[Recorded data]

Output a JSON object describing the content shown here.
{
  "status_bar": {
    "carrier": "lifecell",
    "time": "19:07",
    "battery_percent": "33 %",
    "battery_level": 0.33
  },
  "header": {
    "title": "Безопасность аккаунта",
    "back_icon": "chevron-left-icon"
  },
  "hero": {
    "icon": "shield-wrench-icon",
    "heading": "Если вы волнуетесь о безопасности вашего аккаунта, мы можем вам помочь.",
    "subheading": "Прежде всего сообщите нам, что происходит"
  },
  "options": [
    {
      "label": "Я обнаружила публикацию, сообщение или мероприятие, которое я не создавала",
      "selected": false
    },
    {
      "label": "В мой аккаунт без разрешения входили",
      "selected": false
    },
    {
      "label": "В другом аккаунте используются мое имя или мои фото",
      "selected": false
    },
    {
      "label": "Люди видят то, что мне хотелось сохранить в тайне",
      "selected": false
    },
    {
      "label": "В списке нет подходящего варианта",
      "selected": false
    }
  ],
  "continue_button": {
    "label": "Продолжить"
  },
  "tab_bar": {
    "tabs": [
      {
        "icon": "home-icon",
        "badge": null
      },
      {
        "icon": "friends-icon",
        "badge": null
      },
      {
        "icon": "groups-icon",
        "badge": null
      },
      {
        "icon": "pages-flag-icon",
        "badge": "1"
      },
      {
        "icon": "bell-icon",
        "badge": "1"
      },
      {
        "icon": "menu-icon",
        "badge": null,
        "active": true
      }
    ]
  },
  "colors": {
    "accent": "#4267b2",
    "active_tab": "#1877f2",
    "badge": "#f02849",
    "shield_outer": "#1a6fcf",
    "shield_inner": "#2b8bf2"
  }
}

[CHALLENGE]: Return all of the entries exactly as they were supplied.

[OUTPUT BELOW]:
Output a JSON object describing the content shown here.
{
  "status_bar": {
    "carrier": "lifecell",
    "time": "19:07",
    "battery_percent": "33 %",
    "battery_level": 0.33
  },
  "header": {
    "title": "Безопасность аккаунта",
    "back_icon": "chevron-left-icon"
  },
  "hero": {
    "icon": "shield-wrench-icon",
    "heading": "Если вы волнуетесь о безопасности вашего аккаунта, мы можем вам помочь.",
    "subheading": "Прежде всего сообщите нам, что происходит"
  },
  "options": [
    {
      "label": "Я обнаружила публикацию, сообщение или мероприятие, которое я не создавала",
      "selected": false
    },
    {
      "label": "В мой аккаунт без разрешения входили",
      "selected": false
    },
    {
      "label": "В другом аккаунте используются мое имя или мои фото",
      "selected": false
    },
    {
      "label": "Люди видят то, что мне хотелось сохранить в тайне",
      "selected": false
    },
    {
      "label": "В списке нет подходящего варианта",
      "selected": false
    }
  ],
  "continue_button": {
    "label": "Продолжить"
  },
  "tab_bar": {
    "tabs": [
      {
        "icon": "home-icon",
        "badge": null
      },
      {
        "icon": "friends-icon",
        "badge": null
      },
      {
        "icon": "groups-icon",
        "badge": null
      },
      {
        "icon": "pages-flag-icon",
        "badge": "1"
      },
      {
        "icon": "bell-icon",
        "badge": "1"
      },
      {
        "icon": "menu-icon",
        "badge": null,
        "active": true
      }
    ]
  },
  "colors": {
    "accent": "#4267b2",
    "active_tab": "#1877f2",
    "badge": "#f02849",
    "shield_outer": "#1a6fcf",
    "shield_inner": "#2b8bf2"
  }
}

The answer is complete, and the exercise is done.